* EXERCISE
Reproduce every record below exactly as written, but leave out any pictures.

* MATERIALS PROVIDED
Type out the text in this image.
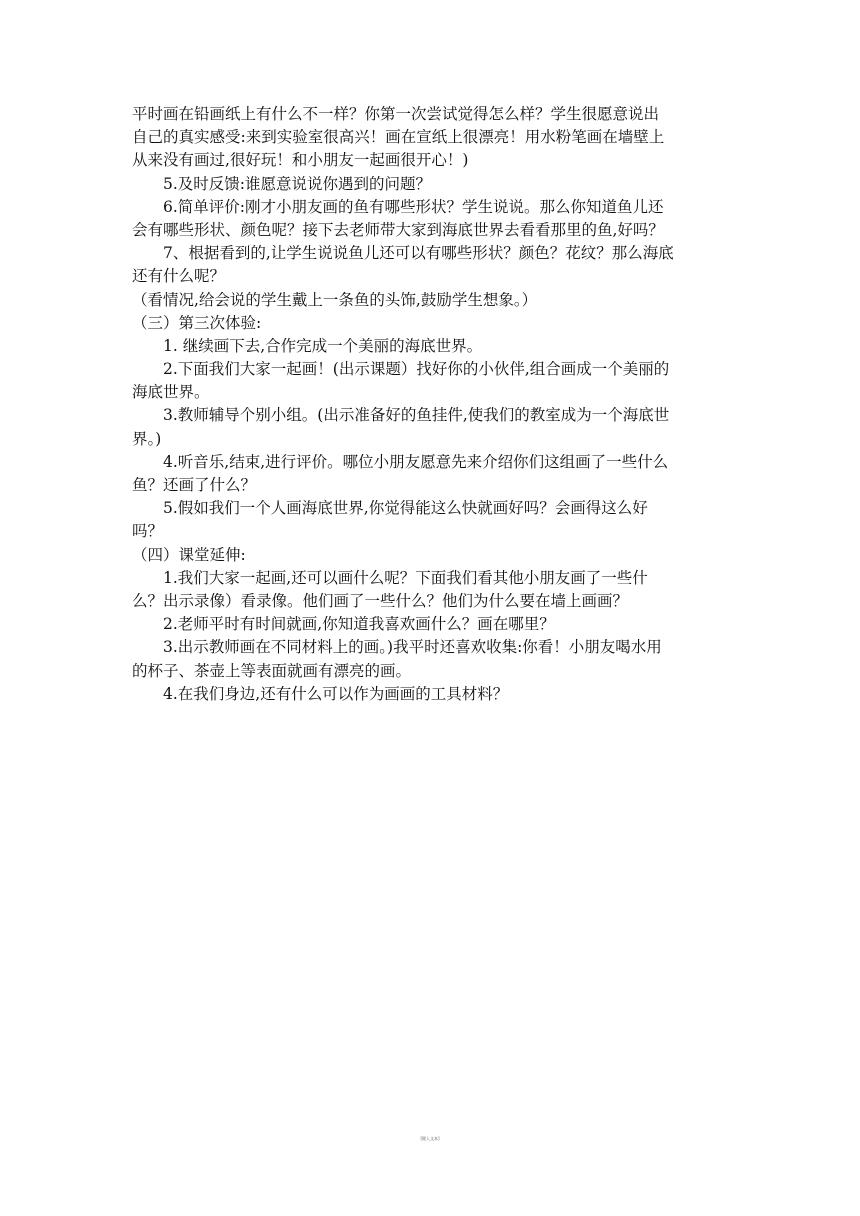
平时画在铅画纸上有什么不一样？你第一次尝试觉得怎么样？学生很愿意说出
自己的真实感受:来到实验室很高兴！画在宣纸上很漂亮！用水粉笔画在墙壁上
从来没有画过,很好玩！和小朋友一起画很开心！)
5.及时反馈:谁愿意说说你遇到的问题？
6.简单评价:刚才小朋友画的鱼有哪些形状？学生说说。那么你知道鱼儿还
会有哪些形状、颜色呢？接下去老师带大家到海底世界去看看那里的鱼,好吗？
7、根据看到的,让学生说说鱼儿还可以有哪些形状？颜色？花纹？那么海底
还有什么呢？
（看情况,给会说的学生戴上一条鱼的头饰,鼓励学生想象。）
（三）第三次体验:
1. 继续画下去,合作完成一个美丽的海底世界。
2.下面我们大家一起画！(出示课题）找好你的小伙伴,组合画成一个美丽的
海底世界。
3.教师辅导个别小组。(出示准备好的鱼挂件,使我们的教室成为一个海底世
界。)
4.听音乐,结束,进行评价。哪位小朋友愿意先来介绍你们这组画了一些什么
鱼？还画了什么？
5.假如我们一个人画海底世界,你觉得能这么快就画好吗？会画得这么好
吗？
（四）课堂延伸:
1.我们大家一起画,还可以画什么呢？下面我们看其他小朋友画了一些什
么？出示录像）看录像。他们画了一些什么？他们为什么要在墙上画画？
2.老师平时有时间就画,你知道我喜欢画什么？画在哪里？
3.出示教师画在不同材料上的画。)我平时还喜欢收集:你看！小朋友喝水用
的杯子、茶壶上等表面就画有漂亮的画。
4.在我们身边,还有什么可以作为画画的工具材料？
[键入文本]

* CORRECT RESPONSE
Type out the text in this image.
平时画在铅画纸上有什么不一样？你第一次尝试觉得怎么样？学生很愿意说出
自己的真实感受:来到实验室很高兴！画在宣纸上很漂亮！用水粉笔画在墙壁上
从来没有画过,很好玩！和小朋友一起画很开心！)
5.及时反馈:谁愿意说说你遇到的问题？
6.简单评价:刚才小朋友画的鱼有哪些形状？学生说说。那么你知道鱼儿还
会有哪些形状、颜色呢？接下去老师带大家到海底世界去看看那里的鱼,好吗？
7、根据看到的,让学生说说鱼儿还可以有哪些形状？颜色？花纹？那么海底
还有什么呢？
（看情况,给会说的学生戴上一条鱼的头饰,鼓励学生想象。）
（三）第三次体验:
1. 继续画下去,合作完成一个美丽的海底世界。
2.下面我们大家一起画！(出示课题）找好你的小伙伴,组合画成一个美丽的
海底世界。
3.教师辅导个别小组。(出示准备好的鱼挂件,使我们的教室成为一个海底世
界。)
4.听音乐,结束,进行评价。哪位小朋友愿意先来介绍你们这组画了一些什么
鱼？还画了什么？
5.假如我们一个人画海底世界,你觉得能这么快就画好吗？会画得这么好
吗？
（四）课堂延伸:
1.我们大家一起画,还可以画什么呢？下面我们看其他小朋友画了一些什
么？出示录像）看录像。他们画了一些什么？他们为什么要在墙上画画？
2.老师平时有时间就画,你知道我喜欢画什么？画在哪里？
3.出示教师画在不同材料上的画。)我平时还喜欢收集:你看！小朋友喝水用
的杯子、茶壶上等表面就画有漂亮的画。
4.在我们身边,还有什么可以作为画画的工具材料？
[键入文本]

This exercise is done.